#### DATA PROVIDED ####

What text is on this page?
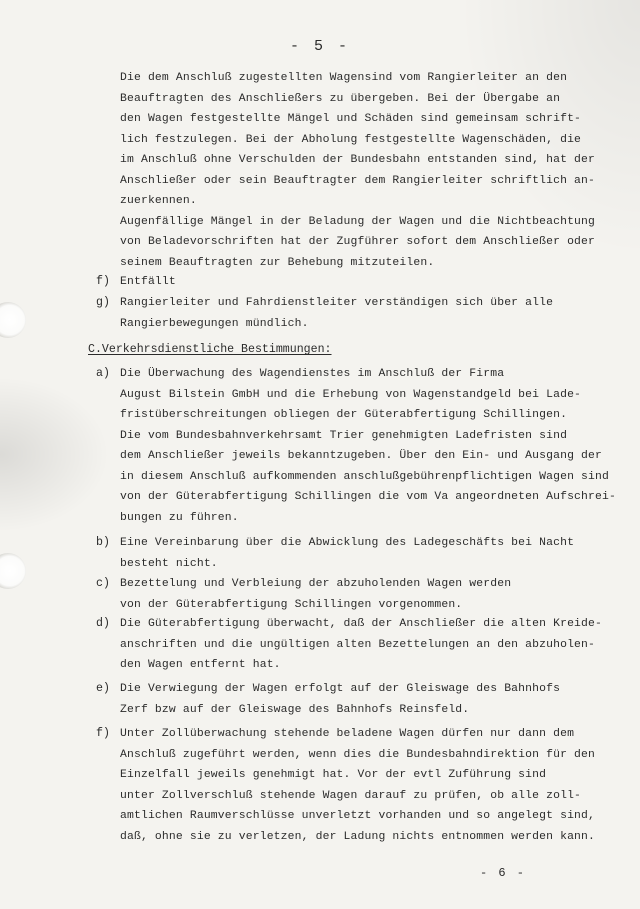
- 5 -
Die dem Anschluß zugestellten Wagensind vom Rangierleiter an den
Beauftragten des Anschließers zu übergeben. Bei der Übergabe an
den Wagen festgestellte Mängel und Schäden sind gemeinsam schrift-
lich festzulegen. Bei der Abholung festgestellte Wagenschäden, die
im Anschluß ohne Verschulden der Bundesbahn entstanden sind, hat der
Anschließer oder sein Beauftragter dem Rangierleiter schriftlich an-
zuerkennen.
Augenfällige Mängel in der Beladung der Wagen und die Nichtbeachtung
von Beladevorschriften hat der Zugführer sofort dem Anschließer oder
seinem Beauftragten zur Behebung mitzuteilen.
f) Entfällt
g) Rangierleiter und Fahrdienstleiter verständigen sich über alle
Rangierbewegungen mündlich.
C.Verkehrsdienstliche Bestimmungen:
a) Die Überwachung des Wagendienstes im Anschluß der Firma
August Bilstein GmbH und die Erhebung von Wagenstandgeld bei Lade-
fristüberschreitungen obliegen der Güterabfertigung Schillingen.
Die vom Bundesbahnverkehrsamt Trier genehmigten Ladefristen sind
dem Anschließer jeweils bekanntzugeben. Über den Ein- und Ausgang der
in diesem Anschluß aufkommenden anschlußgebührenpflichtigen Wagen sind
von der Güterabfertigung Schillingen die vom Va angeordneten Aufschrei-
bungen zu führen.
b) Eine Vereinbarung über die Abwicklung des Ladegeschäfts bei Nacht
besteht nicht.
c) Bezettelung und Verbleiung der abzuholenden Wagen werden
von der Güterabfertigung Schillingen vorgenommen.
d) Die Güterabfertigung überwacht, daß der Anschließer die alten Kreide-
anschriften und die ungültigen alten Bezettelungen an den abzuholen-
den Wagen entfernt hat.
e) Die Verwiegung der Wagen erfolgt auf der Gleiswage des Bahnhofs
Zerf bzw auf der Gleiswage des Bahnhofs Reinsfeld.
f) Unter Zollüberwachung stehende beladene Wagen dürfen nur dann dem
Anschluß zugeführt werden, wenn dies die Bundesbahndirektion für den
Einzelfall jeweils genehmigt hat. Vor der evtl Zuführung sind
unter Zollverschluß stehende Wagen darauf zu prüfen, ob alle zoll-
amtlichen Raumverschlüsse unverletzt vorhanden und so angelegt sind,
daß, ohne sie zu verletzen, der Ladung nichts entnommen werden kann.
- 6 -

####
#### DATA PROVIDED ####

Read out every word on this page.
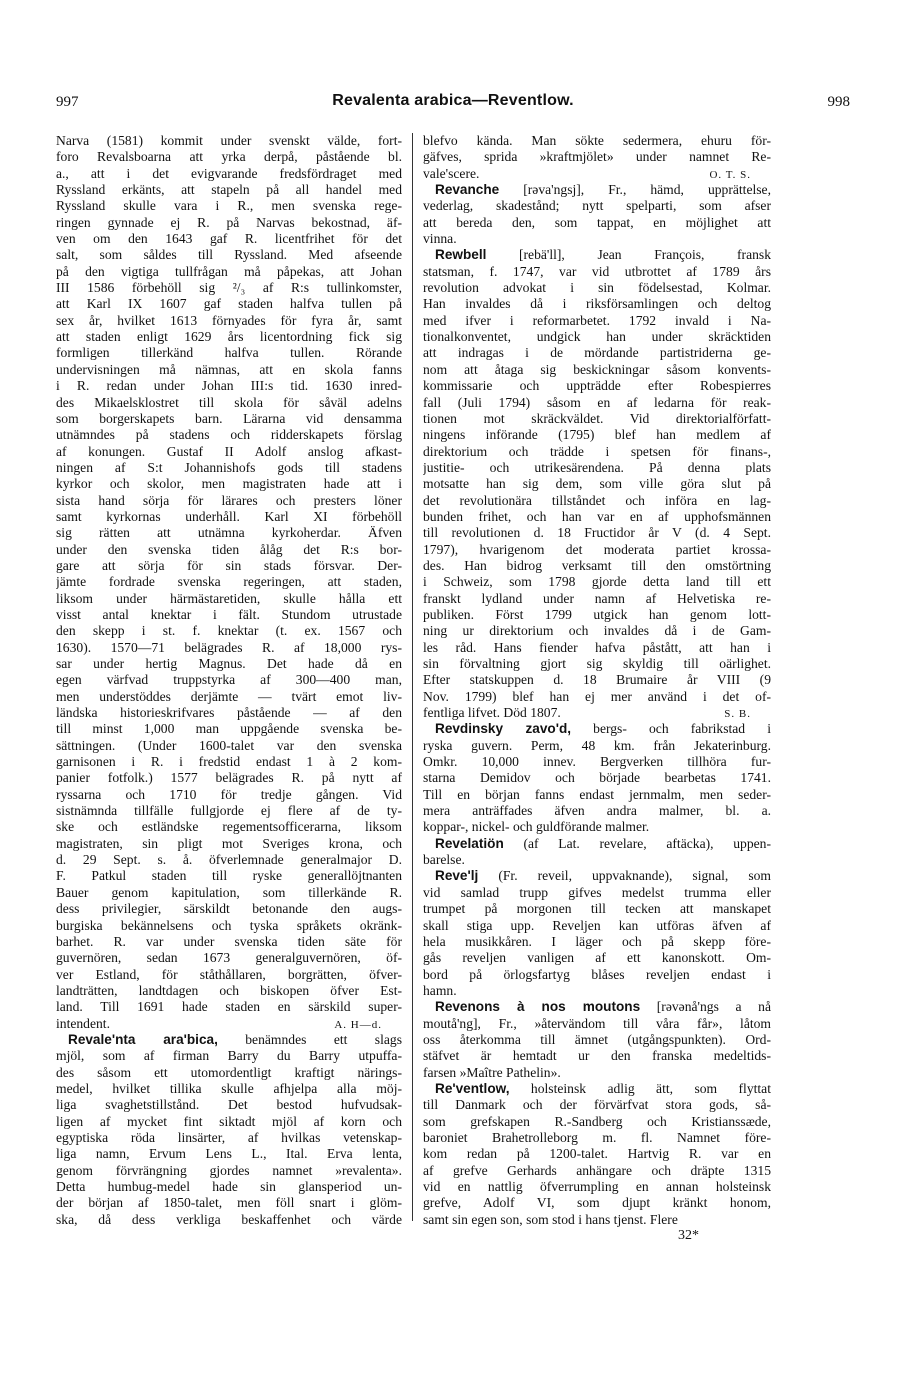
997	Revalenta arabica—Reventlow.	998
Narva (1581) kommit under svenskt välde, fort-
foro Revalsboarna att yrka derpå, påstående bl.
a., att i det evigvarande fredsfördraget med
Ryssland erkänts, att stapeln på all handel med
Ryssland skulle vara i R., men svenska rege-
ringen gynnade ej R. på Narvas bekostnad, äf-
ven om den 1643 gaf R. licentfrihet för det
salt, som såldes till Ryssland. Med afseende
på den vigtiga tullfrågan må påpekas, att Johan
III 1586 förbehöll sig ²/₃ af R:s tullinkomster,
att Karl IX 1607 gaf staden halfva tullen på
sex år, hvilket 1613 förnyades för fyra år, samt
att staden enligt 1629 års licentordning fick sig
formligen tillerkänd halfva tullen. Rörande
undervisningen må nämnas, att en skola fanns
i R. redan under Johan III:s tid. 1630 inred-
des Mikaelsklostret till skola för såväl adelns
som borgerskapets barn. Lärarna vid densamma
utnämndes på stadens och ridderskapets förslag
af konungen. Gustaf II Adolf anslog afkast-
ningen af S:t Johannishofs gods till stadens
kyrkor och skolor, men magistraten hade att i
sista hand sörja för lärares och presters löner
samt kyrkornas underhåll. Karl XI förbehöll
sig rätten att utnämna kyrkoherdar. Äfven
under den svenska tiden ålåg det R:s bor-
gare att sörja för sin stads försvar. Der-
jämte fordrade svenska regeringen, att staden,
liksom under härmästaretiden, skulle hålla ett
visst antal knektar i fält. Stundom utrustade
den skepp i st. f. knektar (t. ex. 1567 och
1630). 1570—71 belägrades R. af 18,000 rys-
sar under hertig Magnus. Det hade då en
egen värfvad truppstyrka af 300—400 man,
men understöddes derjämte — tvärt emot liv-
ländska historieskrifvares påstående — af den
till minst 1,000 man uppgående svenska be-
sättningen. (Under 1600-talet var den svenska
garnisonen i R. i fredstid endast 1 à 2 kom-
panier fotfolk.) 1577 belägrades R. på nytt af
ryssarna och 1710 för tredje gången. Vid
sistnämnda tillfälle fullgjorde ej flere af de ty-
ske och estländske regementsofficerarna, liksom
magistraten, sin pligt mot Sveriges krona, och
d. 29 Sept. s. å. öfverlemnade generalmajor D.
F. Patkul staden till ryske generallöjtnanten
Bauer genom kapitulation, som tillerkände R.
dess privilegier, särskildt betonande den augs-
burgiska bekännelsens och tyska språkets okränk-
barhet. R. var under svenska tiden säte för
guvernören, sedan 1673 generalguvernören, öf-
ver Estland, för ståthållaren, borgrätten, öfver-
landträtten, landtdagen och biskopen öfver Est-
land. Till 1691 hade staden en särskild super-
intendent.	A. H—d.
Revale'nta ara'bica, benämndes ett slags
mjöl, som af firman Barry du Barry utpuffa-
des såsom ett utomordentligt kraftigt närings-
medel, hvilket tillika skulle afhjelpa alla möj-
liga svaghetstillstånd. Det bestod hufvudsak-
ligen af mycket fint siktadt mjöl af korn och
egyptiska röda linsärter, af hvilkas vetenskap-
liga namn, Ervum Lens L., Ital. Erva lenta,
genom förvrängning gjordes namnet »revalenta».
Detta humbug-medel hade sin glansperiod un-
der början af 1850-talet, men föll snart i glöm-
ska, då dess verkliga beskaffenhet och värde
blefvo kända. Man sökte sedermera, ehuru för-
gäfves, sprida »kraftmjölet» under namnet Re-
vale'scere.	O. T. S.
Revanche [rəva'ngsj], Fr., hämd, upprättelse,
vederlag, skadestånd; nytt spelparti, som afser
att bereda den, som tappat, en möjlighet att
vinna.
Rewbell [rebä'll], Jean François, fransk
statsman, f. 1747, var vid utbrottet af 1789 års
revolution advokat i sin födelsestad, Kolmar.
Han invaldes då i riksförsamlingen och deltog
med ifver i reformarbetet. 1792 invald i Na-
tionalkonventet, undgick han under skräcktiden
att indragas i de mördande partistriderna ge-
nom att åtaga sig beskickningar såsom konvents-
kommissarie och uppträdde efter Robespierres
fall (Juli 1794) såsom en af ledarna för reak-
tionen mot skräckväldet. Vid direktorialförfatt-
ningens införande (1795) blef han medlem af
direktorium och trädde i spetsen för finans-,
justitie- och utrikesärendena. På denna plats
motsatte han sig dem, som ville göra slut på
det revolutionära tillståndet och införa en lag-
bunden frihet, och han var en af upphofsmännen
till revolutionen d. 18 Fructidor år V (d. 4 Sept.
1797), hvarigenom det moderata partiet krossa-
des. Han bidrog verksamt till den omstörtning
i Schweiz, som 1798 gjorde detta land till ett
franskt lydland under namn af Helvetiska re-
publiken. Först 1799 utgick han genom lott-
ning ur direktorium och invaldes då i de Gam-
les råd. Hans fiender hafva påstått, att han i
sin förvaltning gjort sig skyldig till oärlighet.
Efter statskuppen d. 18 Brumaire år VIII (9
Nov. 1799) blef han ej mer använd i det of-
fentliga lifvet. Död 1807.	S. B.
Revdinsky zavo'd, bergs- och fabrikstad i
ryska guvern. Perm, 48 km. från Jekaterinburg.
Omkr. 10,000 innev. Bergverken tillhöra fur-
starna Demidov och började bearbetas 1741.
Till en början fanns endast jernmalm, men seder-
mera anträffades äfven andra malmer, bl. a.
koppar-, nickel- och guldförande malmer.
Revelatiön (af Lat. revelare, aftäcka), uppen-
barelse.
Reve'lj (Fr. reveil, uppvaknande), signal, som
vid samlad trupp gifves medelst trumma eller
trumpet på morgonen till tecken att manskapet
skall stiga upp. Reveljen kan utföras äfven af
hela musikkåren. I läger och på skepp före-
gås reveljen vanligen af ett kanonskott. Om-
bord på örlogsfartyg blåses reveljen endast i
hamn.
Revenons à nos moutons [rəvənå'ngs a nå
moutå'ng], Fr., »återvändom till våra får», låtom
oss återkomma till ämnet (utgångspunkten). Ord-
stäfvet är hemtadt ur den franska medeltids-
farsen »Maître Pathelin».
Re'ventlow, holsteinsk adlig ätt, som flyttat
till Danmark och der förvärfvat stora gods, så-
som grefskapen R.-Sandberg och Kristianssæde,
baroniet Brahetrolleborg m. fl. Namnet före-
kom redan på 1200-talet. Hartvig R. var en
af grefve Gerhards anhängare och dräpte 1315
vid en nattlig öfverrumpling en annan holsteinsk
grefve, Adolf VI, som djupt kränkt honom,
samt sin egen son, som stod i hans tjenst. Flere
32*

####

▸ TASK INSTRUCTIONS
Look through the data above and report every line in which "Karl" appears.

▸ ANSWER TO THIS EXERCISE
att Karl IX 1607 gaf staden halfva tullen på
samt kyrkornas underhåll. Karl XI förbehöll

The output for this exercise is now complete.